- _What you will do_: In the data below, find each line containing the string "this" and return it.

Start of Data supplied

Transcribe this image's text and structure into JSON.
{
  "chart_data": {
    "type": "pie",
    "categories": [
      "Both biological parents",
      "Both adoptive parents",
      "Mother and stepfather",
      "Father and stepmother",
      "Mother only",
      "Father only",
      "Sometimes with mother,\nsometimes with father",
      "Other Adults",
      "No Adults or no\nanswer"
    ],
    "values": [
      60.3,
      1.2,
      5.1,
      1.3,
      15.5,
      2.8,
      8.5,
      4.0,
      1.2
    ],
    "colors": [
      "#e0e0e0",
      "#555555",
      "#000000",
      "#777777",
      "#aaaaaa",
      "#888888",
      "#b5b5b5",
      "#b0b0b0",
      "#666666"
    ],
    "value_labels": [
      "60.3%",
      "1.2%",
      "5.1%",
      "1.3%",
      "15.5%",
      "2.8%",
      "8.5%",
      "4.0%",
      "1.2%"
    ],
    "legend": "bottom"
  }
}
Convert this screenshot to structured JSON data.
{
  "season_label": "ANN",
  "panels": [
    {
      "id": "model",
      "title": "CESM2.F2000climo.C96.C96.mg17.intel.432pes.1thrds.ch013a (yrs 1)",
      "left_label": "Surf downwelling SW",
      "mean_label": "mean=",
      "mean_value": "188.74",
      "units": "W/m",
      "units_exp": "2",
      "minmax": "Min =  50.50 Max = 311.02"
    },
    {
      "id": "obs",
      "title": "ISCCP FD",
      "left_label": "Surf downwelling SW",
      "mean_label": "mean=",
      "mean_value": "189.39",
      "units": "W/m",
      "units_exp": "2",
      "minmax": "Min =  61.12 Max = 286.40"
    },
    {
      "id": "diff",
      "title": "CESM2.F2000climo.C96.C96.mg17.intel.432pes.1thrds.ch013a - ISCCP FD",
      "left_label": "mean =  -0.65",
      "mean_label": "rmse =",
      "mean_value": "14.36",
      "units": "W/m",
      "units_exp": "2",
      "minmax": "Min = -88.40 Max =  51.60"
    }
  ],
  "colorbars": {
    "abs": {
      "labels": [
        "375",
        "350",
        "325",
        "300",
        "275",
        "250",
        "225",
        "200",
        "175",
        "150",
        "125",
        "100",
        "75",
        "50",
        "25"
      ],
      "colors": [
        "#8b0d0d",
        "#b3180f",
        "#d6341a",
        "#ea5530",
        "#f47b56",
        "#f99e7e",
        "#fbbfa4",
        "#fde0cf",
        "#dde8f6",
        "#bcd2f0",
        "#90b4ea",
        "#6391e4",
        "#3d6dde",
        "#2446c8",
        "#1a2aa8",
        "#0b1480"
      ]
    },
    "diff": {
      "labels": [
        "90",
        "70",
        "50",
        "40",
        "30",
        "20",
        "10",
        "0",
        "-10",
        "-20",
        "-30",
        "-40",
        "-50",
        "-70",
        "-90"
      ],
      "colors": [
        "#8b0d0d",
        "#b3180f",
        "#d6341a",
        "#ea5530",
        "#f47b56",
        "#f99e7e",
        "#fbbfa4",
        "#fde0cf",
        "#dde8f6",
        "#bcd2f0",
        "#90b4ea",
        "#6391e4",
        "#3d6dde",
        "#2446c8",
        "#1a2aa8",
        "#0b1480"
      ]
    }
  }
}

End of Data supplied

- _Result_:
Transcribe this image's text and structure into JSON.
Convert this screenshot to structured JSON data.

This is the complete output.